### Dataset
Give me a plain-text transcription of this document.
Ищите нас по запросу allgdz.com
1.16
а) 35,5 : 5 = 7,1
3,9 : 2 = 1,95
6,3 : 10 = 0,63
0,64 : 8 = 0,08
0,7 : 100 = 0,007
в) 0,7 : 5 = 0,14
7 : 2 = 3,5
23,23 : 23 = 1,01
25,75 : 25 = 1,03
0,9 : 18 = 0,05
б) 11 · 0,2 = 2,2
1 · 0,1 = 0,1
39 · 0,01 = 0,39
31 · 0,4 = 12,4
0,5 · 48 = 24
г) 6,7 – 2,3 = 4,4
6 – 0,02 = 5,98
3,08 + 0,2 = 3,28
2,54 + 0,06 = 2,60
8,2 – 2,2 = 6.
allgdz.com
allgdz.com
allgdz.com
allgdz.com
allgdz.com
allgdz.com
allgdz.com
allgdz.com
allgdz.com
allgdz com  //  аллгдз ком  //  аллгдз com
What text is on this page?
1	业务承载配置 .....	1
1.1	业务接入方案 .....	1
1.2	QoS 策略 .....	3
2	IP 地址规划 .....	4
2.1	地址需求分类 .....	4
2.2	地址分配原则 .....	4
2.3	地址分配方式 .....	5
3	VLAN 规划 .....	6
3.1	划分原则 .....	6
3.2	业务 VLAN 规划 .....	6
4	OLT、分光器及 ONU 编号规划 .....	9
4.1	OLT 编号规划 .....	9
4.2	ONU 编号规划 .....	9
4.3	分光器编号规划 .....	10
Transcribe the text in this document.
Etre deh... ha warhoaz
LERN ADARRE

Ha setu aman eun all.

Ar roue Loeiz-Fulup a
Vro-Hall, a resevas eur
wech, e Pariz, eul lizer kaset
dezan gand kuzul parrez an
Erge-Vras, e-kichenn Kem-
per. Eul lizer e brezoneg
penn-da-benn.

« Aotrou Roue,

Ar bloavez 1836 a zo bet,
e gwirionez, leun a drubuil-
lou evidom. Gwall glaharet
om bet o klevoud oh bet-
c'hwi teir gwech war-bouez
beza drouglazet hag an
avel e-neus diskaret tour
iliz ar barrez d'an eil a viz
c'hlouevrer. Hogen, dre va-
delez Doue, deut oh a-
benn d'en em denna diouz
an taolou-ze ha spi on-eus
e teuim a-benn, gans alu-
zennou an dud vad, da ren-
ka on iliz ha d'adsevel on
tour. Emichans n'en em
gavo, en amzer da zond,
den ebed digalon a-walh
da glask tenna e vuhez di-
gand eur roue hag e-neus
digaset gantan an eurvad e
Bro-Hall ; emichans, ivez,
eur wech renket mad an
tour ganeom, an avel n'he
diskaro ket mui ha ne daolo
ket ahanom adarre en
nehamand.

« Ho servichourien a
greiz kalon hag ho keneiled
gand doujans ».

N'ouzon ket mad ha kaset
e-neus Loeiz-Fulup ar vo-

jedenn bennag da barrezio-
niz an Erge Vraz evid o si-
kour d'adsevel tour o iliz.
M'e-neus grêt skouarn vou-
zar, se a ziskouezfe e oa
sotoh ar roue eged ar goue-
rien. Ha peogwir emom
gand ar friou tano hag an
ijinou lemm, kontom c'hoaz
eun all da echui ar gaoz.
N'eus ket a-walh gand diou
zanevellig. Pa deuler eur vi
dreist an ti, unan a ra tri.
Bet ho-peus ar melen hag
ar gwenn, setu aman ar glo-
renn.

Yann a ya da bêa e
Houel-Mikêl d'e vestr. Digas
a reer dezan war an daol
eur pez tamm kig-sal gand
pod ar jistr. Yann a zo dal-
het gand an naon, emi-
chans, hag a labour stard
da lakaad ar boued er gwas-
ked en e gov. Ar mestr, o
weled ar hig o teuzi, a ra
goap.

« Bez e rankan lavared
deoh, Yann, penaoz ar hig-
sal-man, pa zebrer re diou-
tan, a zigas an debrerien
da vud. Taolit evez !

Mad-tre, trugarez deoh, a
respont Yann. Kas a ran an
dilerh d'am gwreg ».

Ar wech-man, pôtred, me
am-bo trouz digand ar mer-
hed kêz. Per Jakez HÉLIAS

### Written task
Copy out each record, keeping every word as it is.

### Solution
Give me a plain-text transcription of this document.
Ищите нас по запросу allgdz.com
1.16
а) 35,5 : 5 = 7,1
3,9 : 2 = 1,95
6,3 : 10 = 0,63
0,64 : 8 = 0,08
0,7 : 100 = 0,007
в) 0,7 : 5 = 0,14
7 : 2 = 3,5
23,23 : 23 = 1,01
25,75 : 25 = 1,03
0,9 : 18 = 0,05
б) 11 · 0,2 = 2,2
1 · 0,1 = 0,1
39 · 0,01 = 0,39
31 · 0,4 = 12,4
0,5 · 48 = 24
г) 6,7 – 2,3 = 4,4
6 – 0,02 = 5,98
3,08 + 0,2 = 3,28
2,54 + 0,06 = 2,60
8,2 – 2,2 = 6.
allgdz.com
allgdz.com
allgdz.com
allgdz.com
allgdz.com
allgdz.com
allgdz.com
allgdz.com
allgdz.com
allgdz com  //  аллгдз ком  //  аллгдз com
What text is on this page?
1	业务承载配置 .....	1
1.1	业务接入方案 .....	1
1.2	QoS 策略 .....	3
2	IP 地址规划 .....	4
2.1	地址需求分类 .....	4
2.2	地址分配原则 .....	4
2.3	地址分配方式 .....	5
3	VLAN 规划 .....	6
3.1	划分原则 .....	6
3.2	业务 VLAN 规划 .....	6
4	OLT、分光器及 ONU 编号规划 .....	9
4.1	OLT 编号规划 .....	9
4.2	ONU 编号规划 .....	9
4.3	分光器编号规划 .....	10
Transcribe the text in this document.
Etre deh... ha warhoaz
LERN ADARRE

Ha setu aman eun all.

Ar roue Loeiz-Fulup a
Vro-Hall, a resevas eur
wech, e Pariz, eul lizer kaset
dezan gand kuzul parrez an
Erge-Vras, e-kichenn Kem-
per. Eul lizer e brezoneg
penn-da-benn.

« Aotrou Roue,

Ar bloavez 1836 a zo bet,
e gwirionez, leun a drubuil-
lou evidom. Gwall glaharet
om bet o klevoud oh bet-
c'hwi teir gwech war-bouez
beza drouglazet hag an
avel e-neus diskaret tour
iliz ar barrez d'an eil a viz
c'hlouevrer. Hogen, dre va-
delez Doue, deut oh a-
benn d'en em denna diouz
an taolou-ze ha spi on-eus
e teuim a-benn, gans alu-
zennou an dud vad, da ren-
ka on iliz ha d'adsevel on
tour. Emichans n'en em
gavo, en amzer da zond,
den ebed digalon a-walh
da glask tenna e vuhez di-
gand eur roue hag e-neus
digaset gantan an eurvad e
Bro-Hall ; emichans, ivez,
eur wech renket mad an
tour ganeom, an avel n'he
diskaro ket mui ha ne daolo
ket ahanom adarre en
nehamand.

« Ho servichourien a
greiz kalon hag ho keneiled
gand doujans ».

N'ouzon ket mad ha kaset
e-neus Loeiz-Fulup ar vo-

jedenn bennag da barrezio-
niz an Erge Vraz evid o si-
kour d'adsevel tour o iliz.
M'e-neus grêt skouarn vou-
zar, se a ziskouezfe e oa
sotoh ar roue eged ar goue-
rien. Ha peogwir emom
gand ar friou tano hag an
ijinou lemm, kontom c'hoaz
eun all da echui ar gaoz.
N'eus ket a-walh gand diou
zanevellig. Pa deuler eur vi
dreist an ti, unan a ra tri.
Bet ho-peus ar melen hag
ar gwenn, setu aman ar glo-
renn.

Yann a ya da bêa e
Houel-Mikêl d'e vestr. Digas
a reer dezan war an daol
eur pez tamm kig-sal gand
pod ar jistr. Yann a zo dal-
het gand an naon, emi-
chans, hag a labour stard
da lakaad ar boued er gwas-
ked en e gov. Ar mestr, o
weled ar hig o teuzi, a ra
goap.

« Bez e rankan lavared
deoh, Yann, penaoz ar hig-
sal-man, pa zebrer re diou-
tan, a zigas an debrerien
da vud. Taolit evez !

Mad-tre, trugarez deoh, a
respont Yann. Kas a ran an
dilerh d'am gwreg ».

Ar wech-man, pôtred, me
am-bo trouz digand ar mer-
hed kêz. Per Jakez HÉLIAS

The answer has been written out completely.